# To do
Search the records for "name". Copy every line where it appears.

# Records supplied
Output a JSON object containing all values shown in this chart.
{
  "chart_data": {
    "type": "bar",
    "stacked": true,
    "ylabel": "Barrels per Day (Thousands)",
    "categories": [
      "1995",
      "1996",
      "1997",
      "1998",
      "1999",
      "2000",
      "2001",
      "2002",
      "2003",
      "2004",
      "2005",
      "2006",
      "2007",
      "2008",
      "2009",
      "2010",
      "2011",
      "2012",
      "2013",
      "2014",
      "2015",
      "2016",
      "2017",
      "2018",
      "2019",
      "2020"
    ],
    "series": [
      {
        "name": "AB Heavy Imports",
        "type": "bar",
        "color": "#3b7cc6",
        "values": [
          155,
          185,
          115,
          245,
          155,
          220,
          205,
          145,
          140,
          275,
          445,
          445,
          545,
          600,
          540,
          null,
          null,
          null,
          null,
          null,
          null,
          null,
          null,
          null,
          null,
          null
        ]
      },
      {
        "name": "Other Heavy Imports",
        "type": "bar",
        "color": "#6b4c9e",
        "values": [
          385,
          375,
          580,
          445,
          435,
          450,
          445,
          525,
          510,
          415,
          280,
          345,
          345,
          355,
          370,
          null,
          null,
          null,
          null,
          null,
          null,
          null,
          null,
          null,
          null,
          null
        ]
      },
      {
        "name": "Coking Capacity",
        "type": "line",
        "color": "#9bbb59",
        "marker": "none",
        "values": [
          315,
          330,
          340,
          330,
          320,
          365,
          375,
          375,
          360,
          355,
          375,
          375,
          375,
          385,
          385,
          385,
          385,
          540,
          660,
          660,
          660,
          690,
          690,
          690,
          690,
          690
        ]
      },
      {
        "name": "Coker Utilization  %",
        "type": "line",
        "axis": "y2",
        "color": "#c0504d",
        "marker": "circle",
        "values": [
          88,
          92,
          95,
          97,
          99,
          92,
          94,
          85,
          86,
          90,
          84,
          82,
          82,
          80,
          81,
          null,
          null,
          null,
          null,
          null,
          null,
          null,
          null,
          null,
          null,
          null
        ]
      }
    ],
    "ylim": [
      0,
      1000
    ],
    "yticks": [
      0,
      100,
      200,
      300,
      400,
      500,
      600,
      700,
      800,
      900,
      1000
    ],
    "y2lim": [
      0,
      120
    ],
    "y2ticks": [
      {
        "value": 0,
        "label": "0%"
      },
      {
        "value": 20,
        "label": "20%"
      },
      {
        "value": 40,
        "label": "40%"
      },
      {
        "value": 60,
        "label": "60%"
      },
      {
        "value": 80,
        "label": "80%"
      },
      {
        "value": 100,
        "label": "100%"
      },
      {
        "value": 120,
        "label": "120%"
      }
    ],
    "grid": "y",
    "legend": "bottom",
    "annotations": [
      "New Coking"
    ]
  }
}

# Exercise response
        "name": "AB Heavy Imports",
        "name": "Other Heavy Imports",
        "name": "Coking Capacity",
        "name": "Coker Utilization  %",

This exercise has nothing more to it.